⟨
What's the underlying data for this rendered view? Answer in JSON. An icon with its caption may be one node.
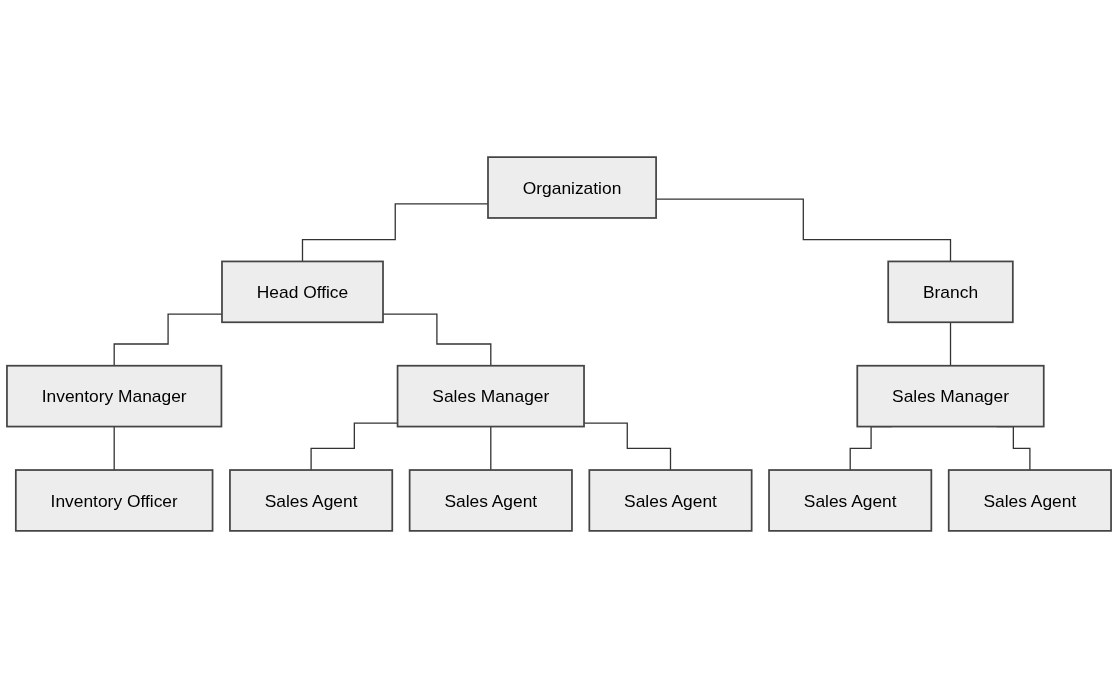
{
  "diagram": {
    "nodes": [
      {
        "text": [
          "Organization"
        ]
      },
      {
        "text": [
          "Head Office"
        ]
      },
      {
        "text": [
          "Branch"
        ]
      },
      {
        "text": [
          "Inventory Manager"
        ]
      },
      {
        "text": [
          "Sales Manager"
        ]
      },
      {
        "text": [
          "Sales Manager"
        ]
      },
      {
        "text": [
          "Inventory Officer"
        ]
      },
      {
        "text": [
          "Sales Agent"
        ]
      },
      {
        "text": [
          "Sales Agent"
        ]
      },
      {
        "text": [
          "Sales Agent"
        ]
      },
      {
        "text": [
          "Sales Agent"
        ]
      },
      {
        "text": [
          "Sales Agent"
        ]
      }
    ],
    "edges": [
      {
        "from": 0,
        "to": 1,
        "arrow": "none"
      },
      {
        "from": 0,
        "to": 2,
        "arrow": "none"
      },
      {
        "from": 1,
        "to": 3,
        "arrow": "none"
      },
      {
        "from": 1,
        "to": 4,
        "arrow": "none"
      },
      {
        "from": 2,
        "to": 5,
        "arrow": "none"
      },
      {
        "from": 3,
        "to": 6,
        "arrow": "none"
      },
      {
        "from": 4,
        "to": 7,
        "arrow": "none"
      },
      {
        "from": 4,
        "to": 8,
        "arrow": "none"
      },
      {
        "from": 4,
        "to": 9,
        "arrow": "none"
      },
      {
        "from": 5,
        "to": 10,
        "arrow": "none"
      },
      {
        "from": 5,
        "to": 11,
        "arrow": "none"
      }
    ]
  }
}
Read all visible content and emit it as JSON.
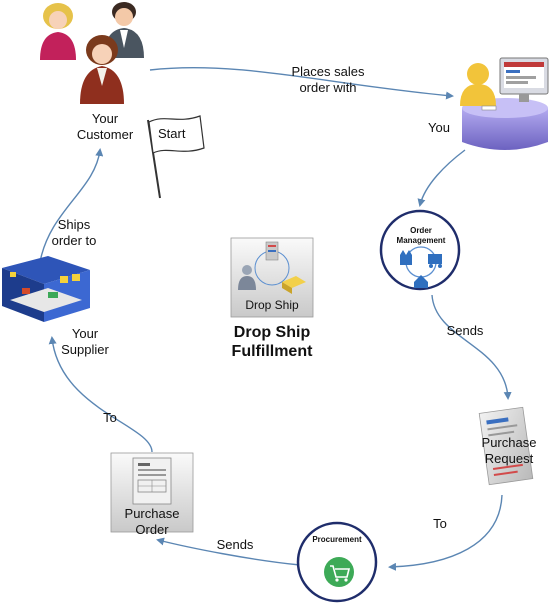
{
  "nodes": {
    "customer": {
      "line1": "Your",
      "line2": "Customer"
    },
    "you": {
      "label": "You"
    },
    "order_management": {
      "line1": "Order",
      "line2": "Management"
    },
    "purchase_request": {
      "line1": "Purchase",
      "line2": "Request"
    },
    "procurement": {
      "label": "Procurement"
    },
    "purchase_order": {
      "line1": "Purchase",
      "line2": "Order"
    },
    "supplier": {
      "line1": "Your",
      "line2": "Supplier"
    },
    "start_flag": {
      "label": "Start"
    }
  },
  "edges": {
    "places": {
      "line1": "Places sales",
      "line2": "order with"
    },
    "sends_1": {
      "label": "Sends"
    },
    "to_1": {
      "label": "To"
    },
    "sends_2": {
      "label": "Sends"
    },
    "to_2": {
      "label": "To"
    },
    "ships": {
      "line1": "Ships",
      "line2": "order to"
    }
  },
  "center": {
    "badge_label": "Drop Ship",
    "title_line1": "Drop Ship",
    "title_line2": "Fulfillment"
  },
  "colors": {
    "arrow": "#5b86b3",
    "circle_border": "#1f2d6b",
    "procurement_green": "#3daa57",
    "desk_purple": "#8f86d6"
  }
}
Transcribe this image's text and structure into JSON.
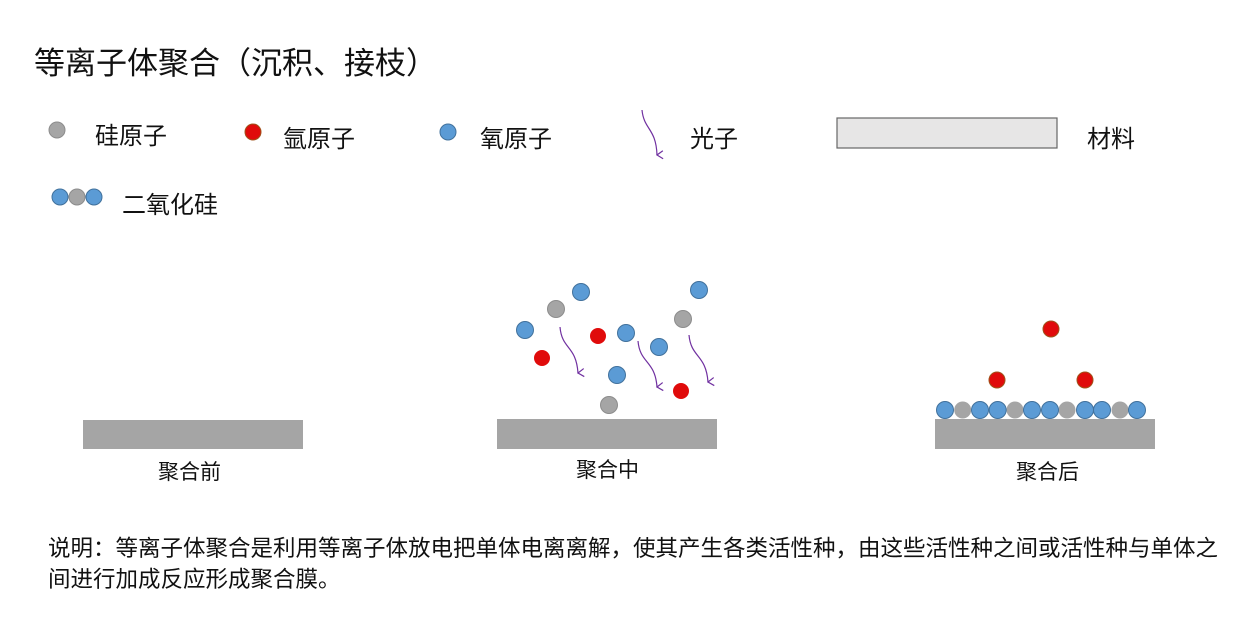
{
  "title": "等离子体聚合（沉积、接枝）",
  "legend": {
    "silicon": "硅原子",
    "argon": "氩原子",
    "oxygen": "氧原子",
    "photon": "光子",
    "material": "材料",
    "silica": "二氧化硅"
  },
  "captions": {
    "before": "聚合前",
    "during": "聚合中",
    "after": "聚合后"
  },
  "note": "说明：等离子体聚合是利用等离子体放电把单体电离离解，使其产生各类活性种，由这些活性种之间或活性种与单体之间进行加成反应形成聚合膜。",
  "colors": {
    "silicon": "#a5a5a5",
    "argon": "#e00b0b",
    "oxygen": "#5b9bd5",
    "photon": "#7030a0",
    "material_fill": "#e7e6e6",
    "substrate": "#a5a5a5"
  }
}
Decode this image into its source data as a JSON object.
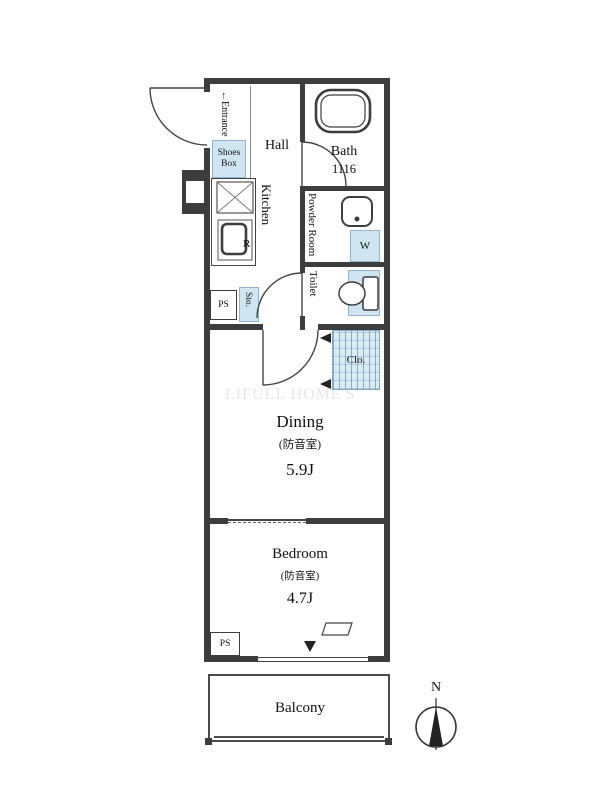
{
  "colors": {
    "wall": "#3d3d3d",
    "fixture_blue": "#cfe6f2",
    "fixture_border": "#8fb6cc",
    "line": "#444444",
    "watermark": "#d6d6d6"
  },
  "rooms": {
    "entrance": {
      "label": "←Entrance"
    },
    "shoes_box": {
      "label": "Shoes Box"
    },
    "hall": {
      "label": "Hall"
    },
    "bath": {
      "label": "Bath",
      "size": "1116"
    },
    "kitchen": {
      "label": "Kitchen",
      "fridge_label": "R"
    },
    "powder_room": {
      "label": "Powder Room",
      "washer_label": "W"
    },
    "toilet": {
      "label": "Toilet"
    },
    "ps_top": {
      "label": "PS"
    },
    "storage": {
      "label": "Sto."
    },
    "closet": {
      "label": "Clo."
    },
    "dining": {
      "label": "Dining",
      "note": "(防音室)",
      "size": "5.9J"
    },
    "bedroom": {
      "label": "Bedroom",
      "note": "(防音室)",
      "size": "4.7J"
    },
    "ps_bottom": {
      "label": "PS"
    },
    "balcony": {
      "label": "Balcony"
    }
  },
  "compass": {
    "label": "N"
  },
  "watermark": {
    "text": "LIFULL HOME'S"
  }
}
⟩
What the task asks
Return each line of the data, keeping its wording exact and omitting pictures.

Correct answer
What's the underlying data for this rendered view? Answer in JSON. An icon with its caption may be one node.
{
  "diagram": {
    "nodes": [
      {
        "text": [
          "Organization"
        ]
      },
      {
        "text": [
          "Head Office"
        ]
      },
      {
        "text": [
          "Branch"
        ]
      },
      {
        "text": [
          "Inventory Manager"
        ]
      },
      {
        "text": [
          "Sales Manager"
        ]
      },
      {
        "text": [
          "Sales Manager"
        ]
      },
      {
        "text": [
          "Inventory Officer"
        ]
      },
      {
        "text": [
          "Sales Agent"
        ]
      },
      {
        "text": [
          "Sales Agent"
        ]
      },
      {
        "text": [
          "Sales Agent"
        ]
      },
      {
        "text": [
          "Sales Agent"
        ]
      },
      {
        "text": [
          "Sales Agent"
        ]
      }
    ],
    "edges": [
      {
        "from": 0,
        "to": 1,
        "arrow": "none"
      },
      {
        "from": 0,
        "to": 2,
        "arrow": "none"
      },
      {
        "from": 1,
        "to": 3,
        "arrow": "none"
      },
      {
        "from": 1,
        "to": 4,
        "arrow": "none"
      },
      {
        "from": 2,
        "to": 5,
        "arrow": "none"
      },
      {
        "from": 3,
        "to": 6,
        "arrow": "none"
      },
      {
        "from": 4,
        "to": 7,
        "arrow": "none"
      },
      {
        "from": 4,
        "to": 8,
        "arrow": "none"
      },
      {
        "from": 4,
        "to": 9,
        "arrow": "none"
      },
      {
        "from": 5,
        "to": 10,
        "arrow": "none"
      },
      {
        "from": 5,
        "to": 11,
        "arrow": "none"
      }
    ]
  }
}
Read all visible content and emit it as JSON.
{
  "nodes": {
    "customer": {
      "line1": "Your",
      "line2": "Customer"
    },
    "you": {
      "label": "You"
    },
    "order_management": {
      "line1": "Order",
      "line2": "Management"
    },
    "purchase_request": {
      "line1": "Purchase",
      "line2": "Request"
    },
    "procurement": {
      "label": "Procurement"
    },
    "purchase_order": {
      "line1": "Purchase",
      "line2": "Order"
    },
    "supplier": {
      "line1": "Your",
      "line2": "Supplier"
    },
    "start_flag": {
      "label": "Start"
    }
  },
  "edges": {
    "places": {
      "line1": "Places sales",
      "line2": "order with"
    },
    "sends_1": {
      "label": "Sends"
    },
    "to_1": {
      "label": "To"
    },
    "sends_2": {
      "label": "Sends"
    },
    "to_2": {
      "label": "To"
    },
    "ships": {
      "line1": "Ships",
      "line2": "order to"
    }
  },
  "center": {
    "badge_label": "Drop Ship",
    "title_line1": "Drop Ship",
    "title_line2": "Fulfillment"
  },
  "colors": {
    "arrow": "#5b86b3",
    "circle_border": "#1f2d6b",
    "procurement_green": "#3daa57",
    "desk_purple": "#8f86d6"
  }
}
Transcribe this image's text and structure into JSON.
{
  "title": "等离子体聚合（沉积、接枝）",
  "legend": {
    "silicon": "硅原子",
    "argon": "氩原子",
    "oxygen": "氧原子",
    "photon": "光子",
    "material": "材料",
    "silica": "二氧化硅"
  },
  "captions": {
    "before": "聚合前",
    "during": "聚合中",
    "after": "聚合后"
  },
  "note": "说明：等离子体聚合是利用等离子体放电把单体电离离解，使其产生各类活性种，由这些活性种之间或活性种与单体之间进行加成反应形成聚合膜。",
  "colors": {
    "silicon": "#a5a5a5",
    "argon": "#e00b0b",
    "oxygen": "#5b9bd5",
    "photon": "#7030a0",
    "material_fill": "#e7e6e6",
    "substrate": "#a5a5a5"
  }
}
Decode this image into its source data as a JSON object.
{
  "colors": {
    "wall": "#3d3d3d",
    "fixture_blue": "#cfe6f2",
    "fixture_border": "#8fb6cc",
    "line": "#444444",
    "watermark": "#d6d6d6"
  },
  "rooms": {
    "entrance": {
      "label": "←Entrance"
    },
    "shoes_box": {
      "label": "Shoes Box"
    },
    "hall": {
      "label": "Hall"
    },
    "bath": {
      "label": "Bath",
      "size": "1116"
    },
    "kitchen": {
      "label": "Kitchen",
      "fridge_label": "R"
    },
    "powder_room": {
      "label": "Powder Room",
      "washer_label": "W"
    },
    "toilet": {
      "label": "Toilet"
    },
    "ps_top": {
      "label": "PS"
    },
    "storage": {
      "label": "Sto."
    },
    "closet": {
      "label": "Clo."
    },
    "dining": {
      "label": "Dining",
      "note": "(防音室)",
      "size": "5.9J"
    },
    "bedroom": {
      "label": "Bedroom",
      "note": "(防音室)",
      "size": "4.7J"
    },
    "ps_bottom": {
      "label": "PS"
    },
    "balcony": {
      "label": "Balcony"
    }
  },
  "compass": {
    "label": "N"
  },
  "watermark": {
    "text": "LIFULL HOME'S"
  }
}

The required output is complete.